Element region listings:

- - - - -

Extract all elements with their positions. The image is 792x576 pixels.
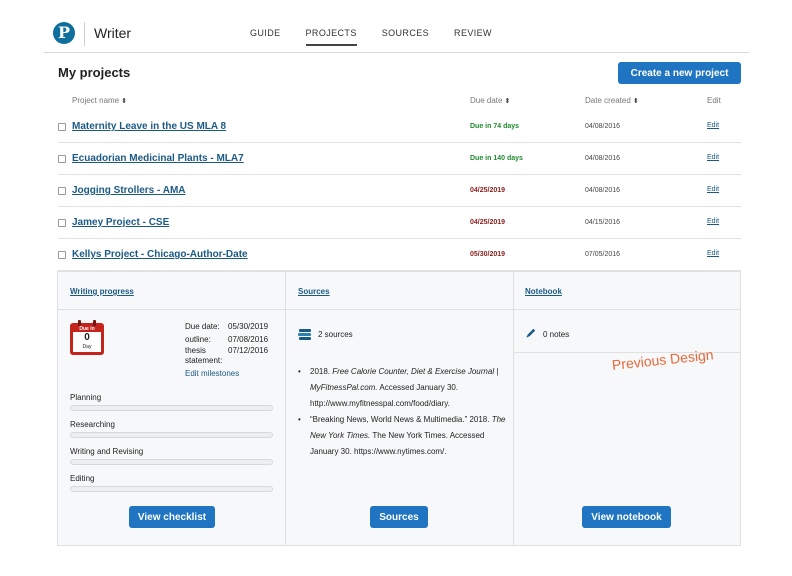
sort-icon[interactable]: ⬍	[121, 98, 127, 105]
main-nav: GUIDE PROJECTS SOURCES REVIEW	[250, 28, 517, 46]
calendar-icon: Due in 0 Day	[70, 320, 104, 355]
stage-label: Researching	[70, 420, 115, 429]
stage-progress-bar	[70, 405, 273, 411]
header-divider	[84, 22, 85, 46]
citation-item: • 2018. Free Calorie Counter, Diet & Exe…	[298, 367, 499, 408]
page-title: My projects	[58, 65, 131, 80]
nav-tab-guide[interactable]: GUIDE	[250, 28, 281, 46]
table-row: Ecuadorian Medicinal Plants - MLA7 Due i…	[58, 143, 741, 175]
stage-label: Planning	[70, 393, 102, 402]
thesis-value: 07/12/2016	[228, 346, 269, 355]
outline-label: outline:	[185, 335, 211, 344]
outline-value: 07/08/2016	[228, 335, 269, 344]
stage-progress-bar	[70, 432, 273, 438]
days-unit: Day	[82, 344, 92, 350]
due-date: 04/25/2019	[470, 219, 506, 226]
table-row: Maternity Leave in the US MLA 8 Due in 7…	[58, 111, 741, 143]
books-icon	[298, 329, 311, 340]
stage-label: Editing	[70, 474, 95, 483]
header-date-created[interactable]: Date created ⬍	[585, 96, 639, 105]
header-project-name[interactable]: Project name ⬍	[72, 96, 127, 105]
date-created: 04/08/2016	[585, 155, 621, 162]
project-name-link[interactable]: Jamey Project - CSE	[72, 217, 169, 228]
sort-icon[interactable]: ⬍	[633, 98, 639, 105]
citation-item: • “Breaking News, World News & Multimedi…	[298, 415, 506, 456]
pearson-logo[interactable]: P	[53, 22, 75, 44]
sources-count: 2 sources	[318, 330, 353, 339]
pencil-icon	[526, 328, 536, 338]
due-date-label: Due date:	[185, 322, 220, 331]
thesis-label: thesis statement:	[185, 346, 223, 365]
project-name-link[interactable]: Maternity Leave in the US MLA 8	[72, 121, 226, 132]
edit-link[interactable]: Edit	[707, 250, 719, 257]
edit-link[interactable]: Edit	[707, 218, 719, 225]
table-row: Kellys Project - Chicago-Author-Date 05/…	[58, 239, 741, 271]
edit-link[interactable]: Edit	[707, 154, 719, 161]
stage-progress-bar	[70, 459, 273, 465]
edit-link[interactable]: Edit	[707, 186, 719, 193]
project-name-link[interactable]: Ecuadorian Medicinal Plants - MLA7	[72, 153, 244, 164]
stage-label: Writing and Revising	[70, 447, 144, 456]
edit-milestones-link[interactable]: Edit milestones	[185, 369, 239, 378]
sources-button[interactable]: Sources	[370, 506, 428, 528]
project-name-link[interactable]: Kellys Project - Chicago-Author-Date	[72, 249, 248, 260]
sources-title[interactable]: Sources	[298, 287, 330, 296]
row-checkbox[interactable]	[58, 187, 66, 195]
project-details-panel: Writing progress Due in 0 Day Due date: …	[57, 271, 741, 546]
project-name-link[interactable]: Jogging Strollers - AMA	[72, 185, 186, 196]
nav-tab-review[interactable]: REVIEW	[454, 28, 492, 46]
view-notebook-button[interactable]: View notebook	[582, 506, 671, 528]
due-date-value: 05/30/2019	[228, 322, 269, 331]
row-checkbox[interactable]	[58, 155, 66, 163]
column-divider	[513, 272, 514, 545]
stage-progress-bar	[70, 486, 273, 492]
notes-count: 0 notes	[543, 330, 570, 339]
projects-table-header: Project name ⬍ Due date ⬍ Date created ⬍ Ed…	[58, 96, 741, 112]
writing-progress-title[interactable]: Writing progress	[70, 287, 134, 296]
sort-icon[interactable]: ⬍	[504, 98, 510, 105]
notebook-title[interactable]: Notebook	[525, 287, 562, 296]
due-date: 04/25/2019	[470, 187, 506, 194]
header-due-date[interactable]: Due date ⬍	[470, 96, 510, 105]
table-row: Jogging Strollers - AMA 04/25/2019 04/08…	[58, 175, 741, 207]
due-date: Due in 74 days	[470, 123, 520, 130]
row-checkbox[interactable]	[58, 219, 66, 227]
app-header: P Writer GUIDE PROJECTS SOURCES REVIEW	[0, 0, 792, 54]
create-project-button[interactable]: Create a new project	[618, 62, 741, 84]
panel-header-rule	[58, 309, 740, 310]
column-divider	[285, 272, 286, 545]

- - - - -

Aim | Copy every line of the material above word for word, omitting the picture.

Reply |
Extract all elements with their positions. The image is 792x576 pixels.
sort-icon[interactable]: ⬍	[121, 98, 127, 105]
main-nav: GUIDE PROJECTS SOURCES REVIEW	[250, 28, 517, 46]
calendar-icon: Due in 0 Day	[70, 320, 104, 355]
stage-label: Researching	[70, 420, 115, 429]
stage-progress-bar	[70, 405, 273, 411]
header-divider	[84, 22, 85, 46]
citation-item: • 2018. Free Calorie Counter, Diet & Exe…	[298, 367, 499, 408]
page-title: My projects	[58, 65, 131, 80]
nav-tab-guide[interactable]: GUIDE	[250, 28, 281, 46]
table-row: Ecuadorian Medicinal Plants - MLA7 Due i…	[58, 143, 741, 175]
stage-label: Planning	[70, 393, 102, 402]
thesis-value: 07/12/2016	[228, 346, 269, 355]
outline-label: outline:	[185, 335, 211, 344]
outline-value: 07/08/2016	[228, 335, 269, 344]
stage-progress-bar	[70, 432, 273, 438]
days-unit: Day	[82, 344, 92, 350]
due-date: 04/25/2019	[470, 219, 506, 226]
table-row: Maternity Leave in the US MLA 8 Due in 7…	[58, 111, 741, 143]
books-icon	[298, 329, 311, 340]
stage-label: Editing	[70, 474, 95, 483]
header-date-created[interactable]: Date created ⬍	[585, 96, 639, 105]
header-project-name[interactable]: Project name ⬍	[72, 96, 127, 105]
date-created: 04/08/2016	[585, 155, 621, 162]
project-name-link[interactable]: Jamey Project - CSE	[72, 217, 169, 228]
sort-icon[interactable]: ⬍	[633, 98, 639, 105]
citation-item: • “Breaking News, World News & Multimedi…	[298, 415, 506, 456]
pearson-logo[interactable]: P	[53, 22, 75, 44]
sources-count: 2 sources	[318, 330, 353, 339]
pencil-icon	[526, 328, 536, 338]
due-date-label: Due date:	[185, 322, 220, 331]
thesis-label: thesis statement:	[185, 346, 223, 365]
project-name-link[interactable]: Maternity Leave in the US MLA 8	[72, 121, 226, 132]
edit-link[interactable]: Edit	[707, 250, 719, 257]
edit-link[interactable]: Edit	[707, 218, 719, 225]
table-row: Kellys Project - Chicago-Author-Date 05/…	[58, 239, 741, 271]
edit-link[interactable]: Edit	[707, 154, 719, 161]
stage-progress-bar	[70, 459, 273, 465]
edit-link[interactable]: Edit	[707, 186, 719, 193]
project-name-link[interactable]: Ecuadorian Medicinal Plants - MLA7	[72, 153, 244, 164]
stage-label: Writing and Revising	[70, 447, 144, 456]
edit-milestones-link[interactable]: Edit milestones	[185, 369, 239, 378]
sources-button[interactable]: Sources	[370, 506, 428, 528]
project-name-link[interactable]: Kellys Project - Chicago-Author-Date	[72, 249, 248, 260]
sources-title[interactable]: Sources	[298, 287, 330, 296]
row-checkbox[interactable]	[58, 187, 66, 195]
project-details-panel: Writing progress Due in 0 Day Due date: …	[57, 271, 741, 546]
project-name-link[interactable]: Jogging Strollers - AMA	[72, 185, 186, 196]
nav-tab-review[interactable]: REVIEW	[454, 28, 492, 46]
view-notebook-button[interactable]: View notebook	[582, 506, 671, 528]
due-date-value: 05/30/2019	[228, 322, 269, 331]
row-checkbox[interactable]	[58, 155, 66, 163]
column-divider	[513, 272, 514, 545]
stage-progress-bar	[70, 486, 273, 492]
notes-count: 0 notes	[543, 330, 570, 339]
projects-table-header: Project name ⬍ Due date ⬍ Date created ⬍ Ed…	[58, 96, 741, 112]
writing-progress-title[interactable]: Writing progress	[70, 287, 134, 296]
sort-icon[interactable]: ⬍	[504, 98, 510, 105]
notebook-title[interactable]: Notebook	[525, 287, 562, 296]
due-date: 04/25/2019	[470, 187, 506, 194]
header-due-date[interactable]: Due date ⬍	[470, 96, 510, 105]
table-row: Jogging Strollers - AMA 04/25/2019 04/08…	[58, 175, 741, 207]
due-date: Due in 74 days	[470, 123, 520, 130]
row-checkbox[interactable]	[58, 219, 66, 227]
app-header: P Writer GUIDE PROJECTS SOURCES REVIEW	[0, 0, 792, 54]
create-project-button[interactable]: Create a new project	[618, 62, 741, 84]
panel-header-rule	[58, 309, 740, 310]
column-divider	[285, 272, 286, 545]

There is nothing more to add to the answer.